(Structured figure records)

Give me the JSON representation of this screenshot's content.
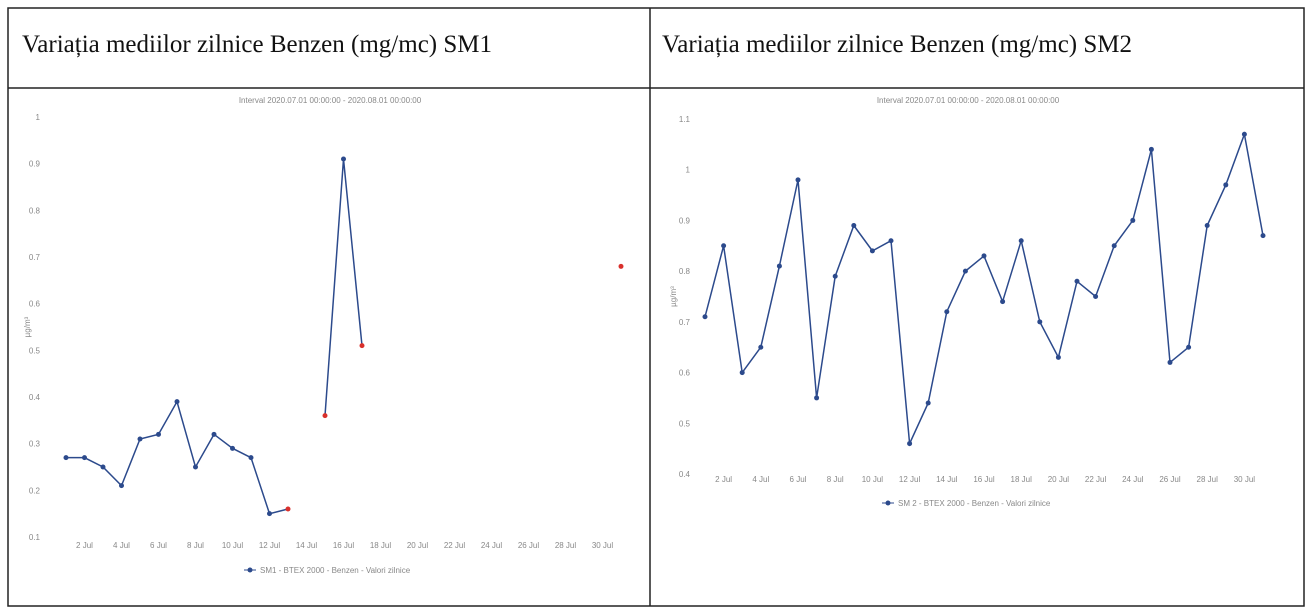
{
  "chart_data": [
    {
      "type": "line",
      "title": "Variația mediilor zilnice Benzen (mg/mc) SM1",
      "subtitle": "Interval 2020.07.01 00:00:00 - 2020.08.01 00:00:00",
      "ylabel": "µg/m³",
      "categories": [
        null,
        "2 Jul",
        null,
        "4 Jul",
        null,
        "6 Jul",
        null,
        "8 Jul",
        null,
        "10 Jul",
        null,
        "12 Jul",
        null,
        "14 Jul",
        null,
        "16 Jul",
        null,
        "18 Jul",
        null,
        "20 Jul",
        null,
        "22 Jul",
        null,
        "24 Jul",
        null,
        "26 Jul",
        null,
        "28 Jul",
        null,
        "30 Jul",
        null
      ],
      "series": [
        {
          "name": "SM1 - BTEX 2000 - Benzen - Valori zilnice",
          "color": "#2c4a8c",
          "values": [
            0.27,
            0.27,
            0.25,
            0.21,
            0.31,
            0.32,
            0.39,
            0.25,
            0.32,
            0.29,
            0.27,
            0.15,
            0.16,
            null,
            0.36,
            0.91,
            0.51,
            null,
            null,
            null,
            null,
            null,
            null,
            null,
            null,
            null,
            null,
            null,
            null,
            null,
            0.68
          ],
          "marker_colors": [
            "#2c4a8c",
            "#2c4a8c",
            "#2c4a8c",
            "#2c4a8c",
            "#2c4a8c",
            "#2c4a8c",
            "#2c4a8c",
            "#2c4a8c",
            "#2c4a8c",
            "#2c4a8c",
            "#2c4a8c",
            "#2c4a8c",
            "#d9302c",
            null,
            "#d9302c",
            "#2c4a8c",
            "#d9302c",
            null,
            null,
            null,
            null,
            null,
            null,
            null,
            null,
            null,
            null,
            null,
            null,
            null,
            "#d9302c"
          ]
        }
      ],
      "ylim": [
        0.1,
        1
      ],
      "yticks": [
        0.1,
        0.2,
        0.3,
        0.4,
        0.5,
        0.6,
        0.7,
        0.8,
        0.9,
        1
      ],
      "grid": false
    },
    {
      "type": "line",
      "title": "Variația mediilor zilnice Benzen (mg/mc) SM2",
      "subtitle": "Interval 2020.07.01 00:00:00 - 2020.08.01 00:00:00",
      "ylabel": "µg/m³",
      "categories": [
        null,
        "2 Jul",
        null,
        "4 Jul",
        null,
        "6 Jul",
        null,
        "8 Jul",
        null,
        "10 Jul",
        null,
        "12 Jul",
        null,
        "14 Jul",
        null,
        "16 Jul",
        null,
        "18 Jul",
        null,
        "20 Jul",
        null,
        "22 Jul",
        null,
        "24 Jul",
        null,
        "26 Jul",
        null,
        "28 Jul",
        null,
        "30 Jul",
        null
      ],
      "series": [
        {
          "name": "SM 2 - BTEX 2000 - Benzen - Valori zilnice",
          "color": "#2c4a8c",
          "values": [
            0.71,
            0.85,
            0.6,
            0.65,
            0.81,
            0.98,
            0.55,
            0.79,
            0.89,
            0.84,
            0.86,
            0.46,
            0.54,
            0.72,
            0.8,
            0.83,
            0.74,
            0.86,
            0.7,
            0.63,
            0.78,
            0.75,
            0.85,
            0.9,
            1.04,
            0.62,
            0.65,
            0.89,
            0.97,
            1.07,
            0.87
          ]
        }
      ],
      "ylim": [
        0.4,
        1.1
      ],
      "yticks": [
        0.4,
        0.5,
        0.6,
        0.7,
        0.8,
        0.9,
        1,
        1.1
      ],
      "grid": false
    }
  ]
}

**What you have to do**:
Pick out all the lines with the word "zilnice" in them and copy them.

**Reply**:
      "title": "Variația mediilor zilnice Benzen (mg/mc) SM1",
          "name": "SM1 - BTEX 2000 - Benzen - Valori zilnice",
      "title": "Variația mediilor zilnice Benzen (mg/mc) SM2",
          "name": "SM 2 - BTEX 2000 - Benzen - Valori zilnice",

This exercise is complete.